(SET PROBLEM) Would you retype all of these records exactly?

(MATERIAL FOR THE TASK)
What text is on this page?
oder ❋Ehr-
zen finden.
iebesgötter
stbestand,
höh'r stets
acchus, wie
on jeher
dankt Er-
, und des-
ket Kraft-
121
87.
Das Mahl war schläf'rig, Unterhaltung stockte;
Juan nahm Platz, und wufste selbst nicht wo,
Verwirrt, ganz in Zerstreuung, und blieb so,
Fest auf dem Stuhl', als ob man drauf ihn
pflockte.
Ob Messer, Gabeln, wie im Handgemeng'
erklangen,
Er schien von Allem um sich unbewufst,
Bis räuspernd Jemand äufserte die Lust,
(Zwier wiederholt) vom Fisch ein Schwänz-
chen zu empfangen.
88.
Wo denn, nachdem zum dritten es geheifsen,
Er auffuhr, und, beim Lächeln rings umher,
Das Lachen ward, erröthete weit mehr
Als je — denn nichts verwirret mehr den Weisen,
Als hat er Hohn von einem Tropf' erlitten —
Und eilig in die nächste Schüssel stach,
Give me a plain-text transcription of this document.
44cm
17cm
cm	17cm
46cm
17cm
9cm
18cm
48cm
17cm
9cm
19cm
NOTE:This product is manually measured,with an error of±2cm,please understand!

(SOLUTION BELOW)
What text is on this page?
oder ❋Ehr-
zen finden.
iebesgötter
stbestand,
höh'r stets
acchus, wie
on jeher
dankt Er-
, und des-
ket Kraft-
121
87.
Das Mahl war schläf'rig, Unterhaltung stockte;
Juan nahm Platz, und wufste selbst nicht wo,
Verwirrt, ganz in Zerstreuung, und blieb so,
Fest auf dem Stuhl', als ob man drauf ihn
pflockte.
Ob Messer, Gabeln, wie im Handgemeng'
erklangen,
Er schien von Allem um sich unbewufst,
Bis räuspernd Jemand äufserte die Lust,
(Zwier wiederholt) vom Fisch ein Schwänz-
chen zu empfangen.
88.
Wo denn, nachdem zum dritten es geheifsen,
Er auffuhr, und, beim Lächeln rings umher,
Das Lachen ward, erröthete weit mehr
Als je — denn nichts verwirret mehr den Weisen,
Als hat er Hohn von einem Tropf' erlitten —
Und eilig in die nächste Schüssel stach,
Give me a plain-text transcription of this document.
44cm
17cm
cm	17cm
46cm
17cm
9cm
18cm
48cm
17cm
9cm
19cm
NOTE:This product is manually measured,with an error of±2cm,please understand!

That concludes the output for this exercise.